Structured figure records:
--

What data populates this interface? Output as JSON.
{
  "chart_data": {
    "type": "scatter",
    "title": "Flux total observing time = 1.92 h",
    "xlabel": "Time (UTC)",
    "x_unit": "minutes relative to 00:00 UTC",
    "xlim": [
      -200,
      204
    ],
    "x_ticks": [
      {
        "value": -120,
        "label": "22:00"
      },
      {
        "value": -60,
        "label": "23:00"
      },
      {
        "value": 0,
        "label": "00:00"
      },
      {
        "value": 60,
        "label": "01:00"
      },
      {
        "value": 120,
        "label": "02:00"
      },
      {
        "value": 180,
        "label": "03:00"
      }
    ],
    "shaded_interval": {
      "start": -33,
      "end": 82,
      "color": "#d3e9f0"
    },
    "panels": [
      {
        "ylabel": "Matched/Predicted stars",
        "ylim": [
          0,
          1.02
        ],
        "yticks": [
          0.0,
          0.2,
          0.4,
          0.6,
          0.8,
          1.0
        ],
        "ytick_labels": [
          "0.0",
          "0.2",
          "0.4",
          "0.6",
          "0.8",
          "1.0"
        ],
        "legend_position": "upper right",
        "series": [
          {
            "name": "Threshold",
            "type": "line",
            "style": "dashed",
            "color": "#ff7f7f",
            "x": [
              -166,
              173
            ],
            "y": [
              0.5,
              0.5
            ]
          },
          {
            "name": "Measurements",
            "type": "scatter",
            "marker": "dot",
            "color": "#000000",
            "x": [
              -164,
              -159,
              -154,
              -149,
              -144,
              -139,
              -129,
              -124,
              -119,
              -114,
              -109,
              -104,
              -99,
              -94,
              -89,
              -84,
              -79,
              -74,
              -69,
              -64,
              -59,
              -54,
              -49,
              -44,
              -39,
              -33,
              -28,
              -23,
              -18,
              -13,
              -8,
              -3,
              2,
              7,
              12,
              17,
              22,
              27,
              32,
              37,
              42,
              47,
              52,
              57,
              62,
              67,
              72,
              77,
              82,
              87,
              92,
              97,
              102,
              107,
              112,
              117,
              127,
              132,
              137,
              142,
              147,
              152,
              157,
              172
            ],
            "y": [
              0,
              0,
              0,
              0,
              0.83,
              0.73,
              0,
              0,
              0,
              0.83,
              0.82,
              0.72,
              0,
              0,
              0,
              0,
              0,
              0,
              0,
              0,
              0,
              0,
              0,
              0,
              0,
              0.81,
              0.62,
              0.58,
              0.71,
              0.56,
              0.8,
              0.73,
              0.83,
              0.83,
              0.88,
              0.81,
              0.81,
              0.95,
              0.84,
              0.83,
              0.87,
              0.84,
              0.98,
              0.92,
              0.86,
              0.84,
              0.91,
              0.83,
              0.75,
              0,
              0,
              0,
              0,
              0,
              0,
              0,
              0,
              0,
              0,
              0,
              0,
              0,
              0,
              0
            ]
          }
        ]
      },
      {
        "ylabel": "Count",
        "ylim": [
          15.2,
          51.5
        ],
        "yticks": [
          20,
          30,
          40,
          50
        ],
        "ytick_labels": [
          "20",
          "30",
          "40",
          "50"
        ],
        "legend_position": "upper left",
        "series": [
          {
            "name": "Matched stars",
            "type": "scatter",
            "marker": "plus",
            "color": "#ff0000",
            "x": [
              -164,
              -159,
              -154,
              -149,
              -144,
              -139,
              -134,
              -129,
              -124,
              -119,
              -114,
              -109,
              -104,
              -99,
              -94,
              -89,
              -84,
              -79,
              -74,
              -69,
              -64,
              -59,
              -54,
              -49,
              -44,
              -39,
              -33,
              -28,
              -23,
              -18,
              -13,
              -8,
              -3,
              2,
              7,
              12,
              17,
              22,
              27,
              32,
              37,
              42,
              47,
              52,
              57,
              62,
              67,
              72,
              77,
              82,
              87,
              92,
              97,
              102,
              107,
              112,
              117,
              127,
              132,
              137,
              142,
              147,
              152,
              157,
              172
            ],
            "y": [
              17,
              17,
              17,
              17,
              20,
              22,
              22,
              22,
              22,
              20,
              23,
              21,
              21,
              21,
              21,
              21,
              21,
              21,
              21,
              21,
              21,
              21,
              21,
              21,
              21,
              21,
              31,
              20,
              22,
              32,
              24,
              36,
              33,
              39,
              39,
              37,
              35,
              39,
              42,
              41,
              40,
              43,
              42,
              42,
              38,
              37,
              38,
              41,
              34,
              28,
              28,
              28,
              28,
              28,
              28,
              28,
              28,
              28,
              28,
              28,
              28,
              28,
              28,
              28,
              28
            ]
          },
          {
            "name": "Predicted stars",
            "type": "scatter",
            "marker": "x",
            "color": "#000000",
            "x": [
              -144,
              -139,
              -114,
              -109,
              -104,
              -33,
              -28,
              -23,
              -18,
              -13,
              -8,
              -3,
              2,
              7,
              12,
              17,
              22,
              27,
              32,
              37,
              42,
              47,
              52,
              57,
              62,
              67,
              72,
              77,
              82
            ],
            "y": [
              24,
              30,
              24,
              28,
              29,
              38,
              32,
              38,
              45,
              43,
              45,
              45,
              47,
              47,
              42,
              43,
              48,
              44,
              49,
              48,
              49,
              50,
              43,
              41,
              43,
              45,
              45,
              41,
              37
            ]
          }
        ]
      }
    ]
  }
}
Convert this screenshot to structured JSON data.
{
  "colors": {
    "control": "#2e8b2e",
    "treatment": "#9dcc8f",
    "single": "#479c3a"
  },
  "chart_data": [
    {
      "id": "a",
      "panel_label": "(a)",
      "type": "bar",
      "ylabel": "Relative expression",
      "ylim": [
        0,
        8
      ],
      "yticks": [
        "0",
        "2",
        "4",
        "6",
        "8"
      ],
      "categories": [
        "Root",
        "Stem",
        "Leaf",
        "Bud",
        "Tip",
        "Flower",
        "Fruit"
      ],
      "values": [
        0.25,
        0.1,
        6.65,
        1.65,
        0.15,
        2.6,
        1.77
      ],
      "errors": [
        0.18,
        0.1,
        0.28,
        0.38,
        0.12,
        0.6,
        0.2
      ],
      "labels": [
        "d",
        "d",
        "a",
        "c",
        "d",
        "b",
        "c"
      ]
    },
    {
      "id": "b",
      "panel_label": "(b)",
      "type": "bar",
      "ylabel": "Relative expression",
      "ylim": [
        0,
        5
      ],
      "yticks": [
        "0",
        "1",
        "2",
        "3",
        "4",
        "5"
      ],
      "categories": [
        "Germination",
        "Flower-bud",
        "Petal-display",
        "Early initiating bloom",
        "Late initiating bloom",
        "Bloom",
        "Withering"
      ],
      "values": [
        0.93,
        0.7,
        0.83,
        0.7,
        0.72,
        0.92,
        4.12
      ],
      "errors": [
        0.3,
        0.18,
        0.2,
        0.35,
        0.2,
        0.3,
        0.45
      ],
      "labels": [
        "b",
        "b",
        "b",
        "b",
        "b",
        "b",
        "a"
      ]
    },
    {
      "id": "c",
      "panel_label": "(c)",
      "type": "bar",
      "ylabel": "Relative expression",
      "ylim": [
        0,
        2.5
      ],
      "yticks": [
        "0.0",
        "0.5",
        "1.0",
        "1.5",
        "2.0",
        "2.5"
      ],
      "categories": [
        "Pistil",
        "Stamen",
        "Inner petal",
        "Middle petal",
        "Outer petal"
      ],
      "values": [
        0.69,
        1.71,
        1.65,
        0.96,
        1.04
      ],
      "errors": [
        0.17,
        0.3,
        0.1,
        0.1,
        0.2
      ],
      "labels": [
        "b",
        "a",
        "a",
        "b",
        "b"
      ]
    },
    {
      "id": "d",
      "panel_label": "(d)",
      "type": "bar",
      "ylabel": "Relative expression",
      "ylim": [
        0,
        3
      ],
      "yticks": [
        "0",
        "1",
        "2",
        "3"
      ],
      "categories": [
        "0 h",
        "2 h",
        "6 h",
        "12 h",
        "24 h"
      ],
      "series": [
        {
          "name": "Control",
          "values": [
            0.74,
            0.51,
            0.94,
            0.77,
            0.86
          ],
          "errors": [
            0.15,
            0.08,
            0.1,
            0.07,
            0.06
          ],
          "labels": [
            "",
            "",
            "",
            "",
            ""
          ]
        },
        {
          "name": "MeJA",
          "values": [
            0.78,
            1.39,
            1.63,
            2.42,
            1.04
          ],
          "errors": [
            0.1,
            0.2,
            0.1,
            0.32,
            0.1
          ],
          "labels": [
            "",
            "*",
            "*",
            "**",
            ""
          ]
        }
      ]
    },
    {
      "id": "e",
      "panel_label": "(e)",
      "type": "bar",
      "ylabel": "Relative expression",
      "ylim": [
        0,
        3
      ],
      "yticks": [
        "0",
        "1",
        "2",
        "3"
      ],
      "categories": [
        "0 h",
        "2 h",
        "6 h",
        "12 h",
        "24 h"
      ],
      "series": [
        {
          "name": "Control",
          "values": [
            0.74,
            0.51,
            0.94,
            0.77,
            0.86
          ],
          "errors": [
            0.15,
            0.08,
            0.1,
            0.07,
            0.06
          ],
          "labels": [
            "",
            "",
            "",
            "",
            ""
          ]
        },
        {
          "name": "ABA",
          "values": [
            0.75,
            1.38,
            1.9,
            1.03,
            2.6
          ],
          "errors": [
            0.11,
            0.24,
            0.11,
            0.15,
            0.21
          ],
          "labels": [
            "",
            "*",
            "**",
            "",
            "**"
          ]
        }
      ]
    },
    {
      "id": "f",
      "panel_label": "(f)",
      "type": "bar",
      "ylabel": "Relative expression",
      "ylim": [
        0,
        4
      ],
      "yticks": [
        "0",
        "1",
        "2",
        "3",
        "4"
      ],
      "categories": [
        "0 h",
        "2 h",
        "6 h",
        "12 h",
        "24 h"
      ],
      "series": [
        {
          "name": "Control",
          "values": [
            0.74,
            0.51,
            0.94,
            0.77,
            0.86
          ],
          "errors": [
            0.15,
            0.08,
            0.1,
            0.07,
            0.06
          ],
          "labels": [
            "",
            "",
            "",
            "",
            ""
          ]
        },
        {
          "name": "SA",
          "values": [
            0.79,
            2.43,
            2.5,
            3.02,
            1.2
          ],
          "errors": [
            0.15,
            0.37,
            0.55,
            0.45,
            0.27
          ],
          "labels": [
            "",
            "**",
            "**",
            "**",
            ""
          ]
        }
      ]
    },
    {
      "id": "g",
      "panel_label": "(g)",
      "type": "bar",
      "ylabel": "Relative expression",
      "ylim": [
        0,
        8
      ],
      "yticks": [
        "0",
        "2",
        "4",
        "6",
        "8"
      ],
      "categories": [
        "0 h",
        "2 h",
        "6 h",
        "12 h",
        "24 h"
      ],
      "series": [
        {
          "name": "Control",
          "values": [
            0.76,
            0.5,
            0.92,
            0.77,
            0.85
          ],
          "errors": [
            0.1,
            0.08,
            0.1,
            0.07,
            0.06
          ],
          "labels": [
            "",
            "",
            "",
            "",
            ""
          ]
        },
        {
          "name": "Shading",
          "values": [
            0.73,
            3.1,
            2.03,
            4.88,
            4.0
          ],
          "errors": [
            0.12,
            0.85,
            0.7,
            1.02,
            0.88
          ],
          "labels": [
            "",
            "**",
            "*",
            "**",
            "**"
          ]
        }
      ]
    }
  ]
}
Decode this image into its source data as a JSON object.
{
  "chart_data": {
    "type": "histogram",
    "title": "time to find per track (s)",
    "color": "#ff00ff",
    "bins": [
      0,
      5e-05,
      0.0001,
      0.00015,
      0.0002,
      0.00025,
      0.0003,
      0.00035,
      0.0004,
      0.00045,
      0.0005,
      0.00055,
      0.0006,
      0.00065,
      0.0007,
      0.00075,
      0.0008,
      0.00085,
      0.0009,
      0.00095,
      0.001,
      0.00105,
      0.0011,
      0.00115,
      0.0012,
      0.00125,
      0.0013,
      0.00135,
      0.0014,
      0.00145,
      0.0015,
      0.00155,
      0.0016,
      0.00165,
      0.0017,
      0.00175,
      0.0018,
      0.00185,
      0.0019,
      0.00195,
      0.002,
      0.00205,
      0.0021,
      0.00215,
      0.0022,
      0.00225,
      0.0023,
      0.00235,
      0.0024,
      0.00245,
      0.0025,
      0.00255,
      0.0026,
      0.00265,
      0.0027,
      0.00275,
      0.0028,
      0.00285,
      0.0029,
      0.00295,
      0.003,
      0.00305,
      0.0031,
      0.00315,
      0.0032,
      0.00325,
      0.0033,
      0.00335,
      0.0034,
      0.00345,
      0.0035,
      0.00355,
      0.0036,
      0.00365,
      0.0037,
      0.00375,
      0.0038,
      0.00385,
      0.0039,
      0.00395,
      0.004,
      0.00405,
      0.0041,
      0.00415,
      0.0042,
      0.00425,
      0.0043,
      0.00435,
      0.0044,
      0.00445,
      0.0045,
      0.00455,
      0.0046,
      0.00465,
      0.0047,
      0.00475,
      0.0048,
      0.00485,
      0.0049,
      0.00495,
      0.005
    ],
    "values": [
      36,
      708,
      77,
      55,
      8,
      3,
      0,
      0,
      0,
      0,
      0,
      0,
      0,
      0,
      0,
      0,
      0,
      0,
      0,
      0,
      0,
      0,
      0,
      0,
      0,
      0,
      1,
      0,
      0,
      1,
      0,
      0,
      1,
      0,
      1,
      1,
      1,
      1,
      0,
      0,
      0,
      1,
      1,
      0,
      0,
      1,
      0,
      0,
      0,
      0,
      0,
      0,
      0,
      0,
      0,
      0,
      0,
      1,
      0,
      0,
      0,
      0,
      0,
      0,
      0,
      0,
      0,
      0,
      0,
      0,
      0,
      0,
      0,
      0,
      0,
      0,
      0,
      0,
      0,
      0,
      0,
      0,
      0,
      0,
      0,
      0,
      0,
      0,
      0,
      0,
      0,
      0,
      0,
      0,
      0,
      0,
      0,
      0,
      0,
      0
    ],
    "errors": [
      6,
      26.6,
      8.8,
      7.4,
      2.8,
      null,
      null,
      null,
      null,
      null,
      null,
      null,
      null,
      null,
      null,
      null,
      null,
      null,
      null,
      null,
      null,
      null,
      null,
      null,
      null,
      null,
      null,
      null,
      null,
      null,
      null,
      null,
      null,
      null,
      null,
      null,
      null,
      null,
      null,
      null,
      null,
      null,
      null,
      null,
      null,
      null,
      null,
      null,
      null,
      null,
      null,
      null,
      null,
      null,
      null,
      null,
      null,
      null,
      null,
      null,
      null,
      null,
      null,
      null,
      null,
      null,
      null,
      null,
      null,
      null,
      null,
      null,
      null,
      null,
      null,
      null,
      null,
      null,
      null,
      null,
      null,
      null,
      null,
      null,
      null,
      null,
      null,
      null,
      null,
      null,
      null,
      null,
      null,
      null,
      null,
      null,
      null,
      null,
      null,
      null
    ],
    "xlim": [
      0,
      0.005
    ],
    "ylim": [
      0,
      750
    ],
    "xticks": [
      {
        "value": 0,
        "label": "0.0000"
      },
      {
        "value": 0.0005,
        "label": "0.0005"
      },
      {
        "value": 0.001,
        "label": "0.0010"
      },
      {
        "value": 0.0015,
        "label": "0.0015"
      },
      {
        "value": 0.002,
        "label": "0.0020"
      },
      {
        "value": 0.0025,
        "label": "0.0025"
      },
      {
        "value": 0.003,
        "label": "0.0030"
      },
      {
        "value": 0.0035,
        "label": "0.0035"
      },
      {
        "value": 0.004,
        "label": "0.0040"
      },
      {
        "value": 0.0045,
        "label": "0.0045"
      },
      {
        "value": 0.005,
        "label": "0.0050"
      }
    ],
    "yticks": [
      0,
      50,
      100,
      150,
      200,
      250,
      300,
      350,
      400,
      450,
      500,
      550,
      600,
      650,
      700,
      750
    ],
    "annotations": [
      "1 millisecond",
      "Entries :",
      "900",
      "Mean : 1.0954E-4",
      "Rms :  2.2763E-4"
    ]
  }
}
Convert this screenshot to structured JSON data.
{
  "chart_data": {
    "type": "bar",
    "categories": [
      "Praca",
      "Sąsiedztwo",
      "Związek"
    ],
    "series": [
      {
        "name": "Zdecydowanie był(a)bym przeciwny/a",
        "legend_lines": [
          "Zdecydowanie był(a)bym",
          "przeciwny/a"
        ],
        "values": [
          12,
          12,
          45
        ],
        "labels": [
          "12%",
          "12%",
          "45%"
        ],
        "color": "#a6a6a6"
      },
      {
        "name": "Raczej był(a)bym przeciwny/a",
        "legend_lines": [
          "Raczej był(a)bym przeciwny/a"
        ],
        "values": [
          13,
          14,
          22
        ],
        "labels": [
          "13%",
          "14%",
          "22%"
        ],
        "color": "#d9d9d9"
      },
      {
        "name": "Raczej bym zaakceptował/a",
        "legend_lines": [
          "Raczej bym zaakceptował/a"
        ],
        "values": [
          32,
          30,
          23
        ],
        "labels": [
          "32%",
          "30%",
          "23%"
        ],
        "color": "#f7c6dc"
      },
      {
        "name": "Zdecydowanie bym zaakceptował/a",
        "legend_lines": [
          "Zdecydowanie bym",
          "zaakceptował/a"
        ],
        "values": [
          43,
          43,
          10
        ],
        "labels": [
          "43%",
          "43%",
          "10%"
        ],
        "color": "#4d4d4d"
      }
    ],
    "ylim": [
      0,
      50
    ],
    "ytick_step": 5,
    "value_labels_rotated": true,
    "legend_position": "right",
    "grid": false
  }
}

--

Given instruction: Find every line in the records above that contains the word "Matched", and copy each one.

Answer:
        "ylabel": "Matched/Predicted stars",
            "name": "Matched stars",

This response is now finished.